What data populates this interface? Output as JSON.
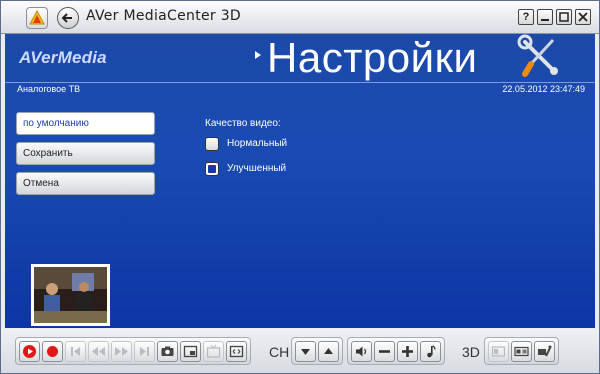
{
  "window": {
    "title": "AVer MediaCenter 3D",
    "help_label": "?"
  },
  "header": {
    "brand": "AVerMedia",
    "page_title": "Настройки",
    "source": "Аналоговое ТВ",
    "datetime": "22.05.2012 23:47:49"
  },
  "sidebar": {
    "items": [
      {
        "label": "по умолчанию",
        "active": true
      },
      {
        "label": "Сохранить",
        "active": false
      },
      {
        "label": "Отмена",
        "active": false
      }
    ]
  },
  "quality": {
    "label": "Качество видео:",
    "options": [
      {
        "label": "Нормальный",
        "checked": false
      },
      {
        "label": "Улучшенный",
        "checked": true
      }
    ]
  },
  "controls": {
    "channel_label": "CH",
    "threed_label": "3D"
  },
  "colors": {
    "accent_blue": "#1a4bb3",
    "record_red": "#e01818"
  }
}
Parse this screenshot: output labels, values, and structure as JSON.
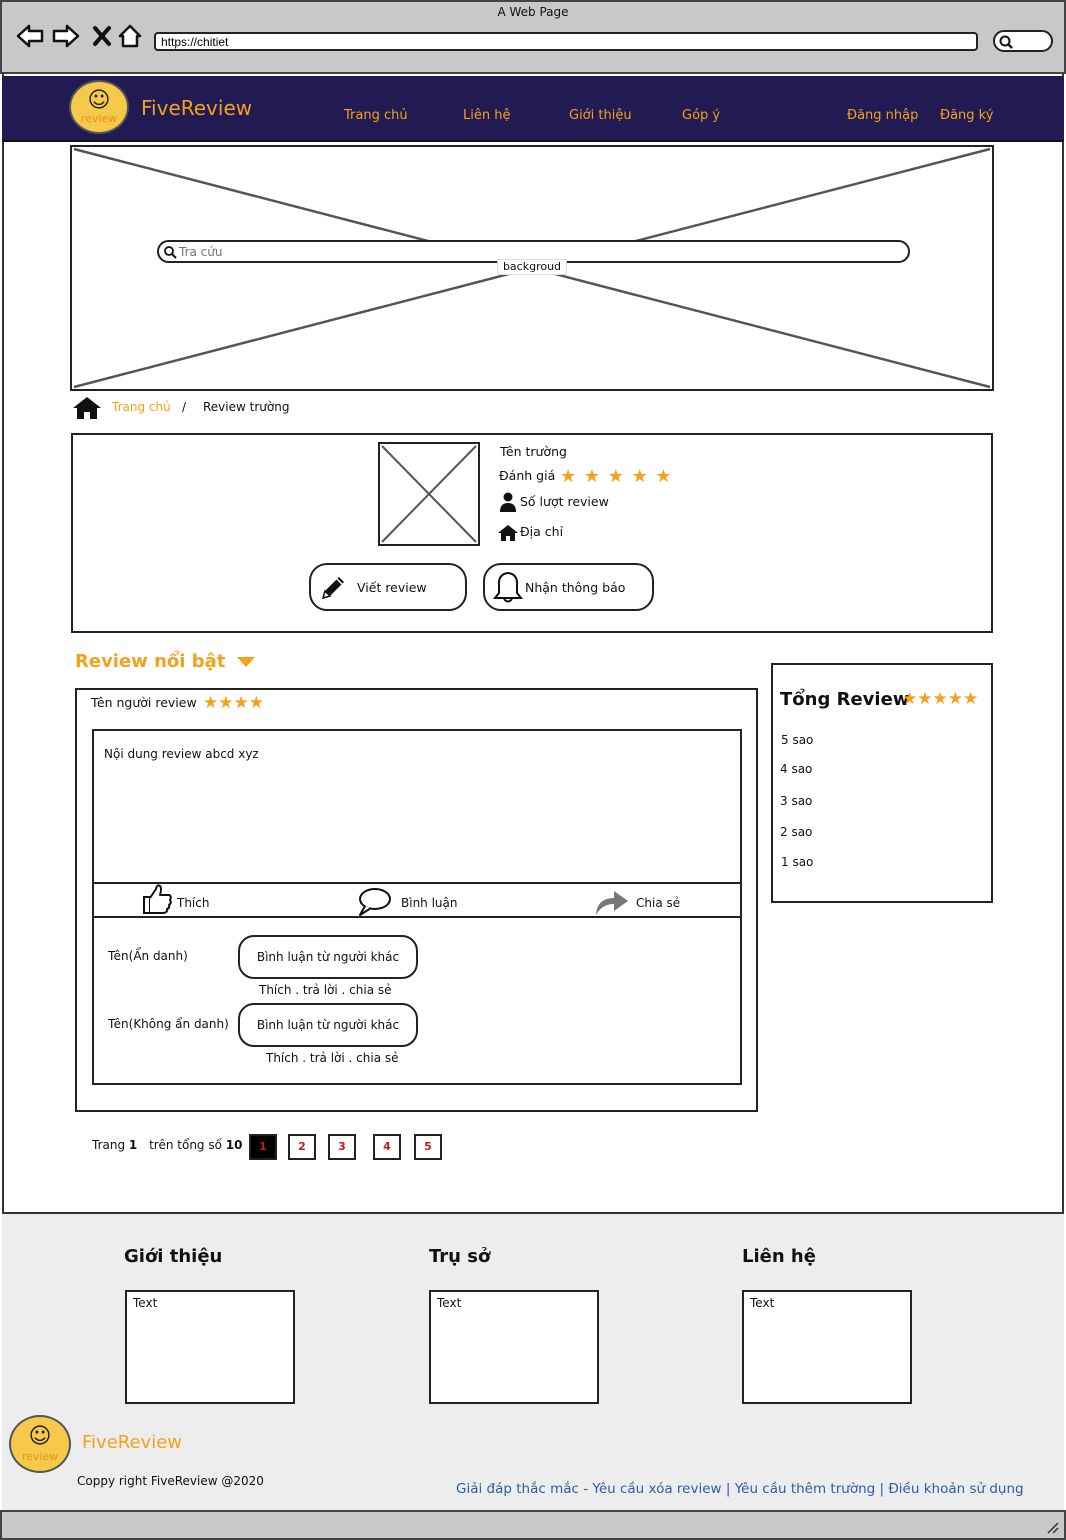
{
  "browser": {
    "window_title": "A Web Page",
    "url": "https://chitiet"
  },
  "brand": {
    "name": "FiveReview",
    "logo_word": "review",
    "logo_face": "☺"
  },
  "nav": {
    "items": [
      "Trang chủ",
      "Liên hệ",
      "Giới thiệu",
      "Góp ý"
    ],
    "login": "Đăng nhập",
    "register": "Đăng ký"
  },
  "hero": {
    "search_placeholder": "Tra cứu",
    "background_label": "backgroud"
  },
  "breadcrumb": {
    "home": "Trang chủ",
    "separator": "/",
    "current": "Review trường"
  },
  "school": {
    "name_label": "Tên trường",
    "rating_label": "Đánh giá",
    "rating_stars": "★ ★ ★ ★ ★",
    "review_count_label": "Số lượt review",
    "address_label": "Địa chỉ",
    "write_review": "Viết review",
    "notify": "Nhận thông báo"
  },
  "featured": {
    "title": "Review nổi bật",
    "reviewer_name": "Tên người review",
    "reviewer_stars": "★★★★",
    "content": "Nội dung review abcd xyz",
    "actions": {
      "like": "Thích",
      "comment": "Bình luận",
      "share": "Chia sẻ"
    },
    "comments": [
      {
        "author": "Tên(Ẩn danh)",
        "text": "Bình luận từ người khác",
        "meta": "Thích . trả lời . chia sẻ"
      },
      {
        "author": "Tên(Không ẩn danh)",
        "text": "Bình luận từ người khác",
        "meta": "Thích . trả lời . chia sẻ"
      }
    ]
  },
  "summary": {
    "title": "Tổng Review",
    "stars": "★★★★★",
    "levels": [
      "5 sao",
      "4 sao",
      "3 sao",
      "2 sao",
      "1 sao"
    ]
  },
  "pagination": {
    "page_label": "Trang",
    "current_page": "1",
    "total_label": "trên tổng số",
    "total": "10",
    "pages": [
      "1",
      "2",
      "3",
      "4",
      "5"
    ]
  },
  "footer": {
    "columns": [
      {
        "heading": "Giới thiệu",
        "text": "Text"
      },
      {
        "heading": "Trụ sở",
        "text": "Text"
      },
      {
        "heading": "Liên hệ",
        "text": "Text"
      }
    ],
    "copyright": "Coppy right FiveReview @2020",
    "links": "Giải đáp thắc mắc - Yêu cầu xóa review | Yêu cầu thêm trường | Điều khoản sử dụng"
  },
  "colors": {
    "navbar": "#221a52",
    "accent": "#f4a11b",
    "logo": "#f6c94a",
    "footer_link": "#2b5ea7",
    "page_number": "#c0201d"
  }
}
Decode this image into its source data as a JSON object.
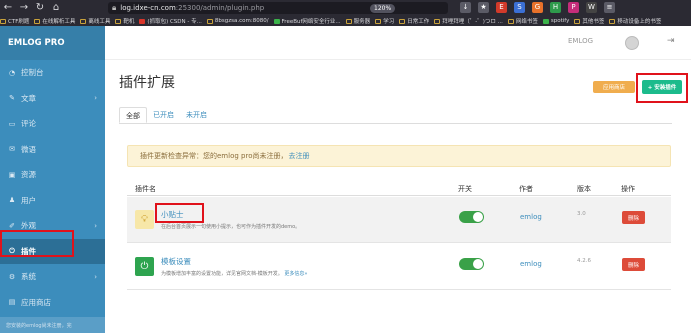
{
  "browser": {
    "url_host": "log.idxe-cn.com",
    "url_path": ":25300/admin/plugin.php",
    "zoom": "120%",
    "bookmarks": [
      "CTF刷题",
      "在线解析工具",
      "离线工具",
      "靶机",
      "(抓取包) CSDN - 专...",
      "8bsgzsa.com:8080/",
      "FreeBuf网络安全行业...",
      "服务器",
      "学习",
      "日常工作",
      "拜哩拜哩（゜-゜)つロ ...",
      "网络书签",
      "spotify",
      "其他书签",
      "移动设备上的书签"
    ]
  },
  "sidebar": {
    "brand": "EMLOG PRO",
    "items": [
      {
        "label": "控制台",
        "icon": "dashboard-icon"
      },
      {
        "label": "文章",
        "icon": "pencil-icon",
        "chevron": true
      },
      {
        "label": "评论",
        "icon": "comment-icon"
      },
      {
        "label": "微语",
        "icon": "note-icon"
      },
      {
        "label": "资源",
        "icon": "image-icon"
      },
      {
        "label": "用户",
        "icon": "user-icon"
      },
      {
        "label": "外观",
        "icon": "brush-icon",
        "chevron": true
      },
      {
        "label": "插件",
        "icon": "plug-icon",
        "active": true
      },
      {
        "label": "系统",
        "icon": "gear-icon",
        "chevron": true
      },
      {
        "label": "应用商店",
        "icon": "store-icon"
      }
    ],
    "footer": "您安装的emlog尚未注册，完"
  },
  "header": {
    "user": "EMLOG"
  },
  "main": {
    "title": "插件扩展",
    "store_button": "应用商店",
    "install_button": "+ 安装插件",
    "tabs": [
      "全部",
      "已开启",
      "未开启"
    ],
    "alert_text": "插件更新检查异常：您的emlog pro尚未注册，",
    "alert_link": "去注册",
    "columns": [
      "插件名",
      "开关",
      "作者",
      "版本",
      "操作"
    ],
    "plugins": [
      {
        "name": "小贴士",
        "desc": "在后台首页展示一句使用小提示，也可作为插件开发的demo。",
        "more": "",
        "enabled": true,
        "author": "emlog",
        "version": "3.0",
        "action": "删除"
      },
      {
        "name": "模板设置",
        "desc": "为模板增加丰富的设置功能，详见官网文档-模板开发。",
        "more": "更多信息»",
        "enabled": true,
        "author": "emlog",
        "version": "4.2.6",
        "action": "删除"
      }
    ]
  },
  "colors": {
    "sidebar": "#3c8dbc",
    "annotation": "#e0121b",
    "toggle_on": "#3aa148",
    "delete": "#dd4b39",
    "install": "#1cbb8c",
    "store": "#f0ad4e"
  }
}
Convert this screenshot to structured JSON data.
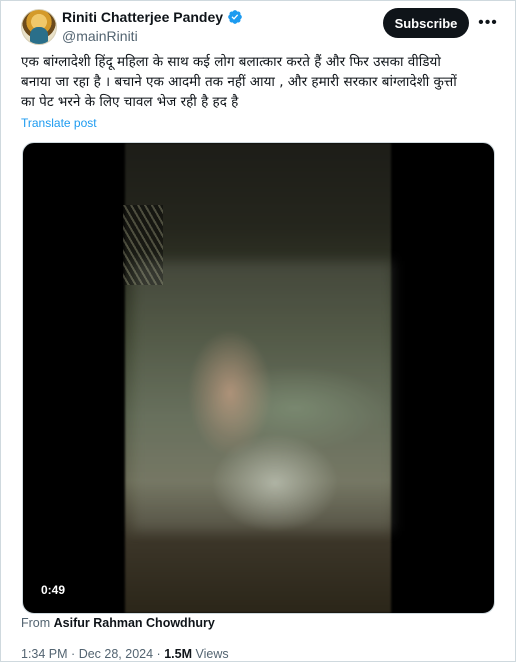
{
  "author": {
    "name": "Riniti Chatterjee Pandey",
    "handle": "@mainRiniti",
    "verified": true
  },
  "actions": {
    "subscribe_label": "Subscribe",
    "more_icon": "more-horizontal-icon"
  },
  "tweet": {
    "text": "एक बांग्लादेशी हिंदू महिला के साथ कई लोग बलात्कार करते हैं और फिर उसका वीडियो\nबनाया जा रहा है । बचाने एक आदमी तक नहीं आया , और हमारी सरकार बांग्लादेशी कुत्तों\nका पेट भरने के लिए चावल भेज रही है हद है",
    "translate_label": "Translate post"
  },
  "video": {
    "duration": "0:49"
  },
  "attribution": {
    "prefix": "From",
    "source": "Asifur Rahman Chowdhury"
  },
  "meta": {
    "time": "1:34 PM",
    "separator": "·",
    "date": "Dec 28, 2024",
    "views_count": "1.5M",
    "views_label": "Views"
  },
  "colors": {
    "accent": "#1d9bf0",
    "text": "#0f1419",
    "muted": "#536471",
    "subscribe_bg": "#0f1419"
  }
}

Required task:
From the records above, copy every line that holds the word "this".

The output:
What data populates this interface? Output as JSON.
Parse this screenshot: output labels, values, and structure as JSON.
Decode this image into its source data as a JSON object.
Convert this screenshot to structured JSON data.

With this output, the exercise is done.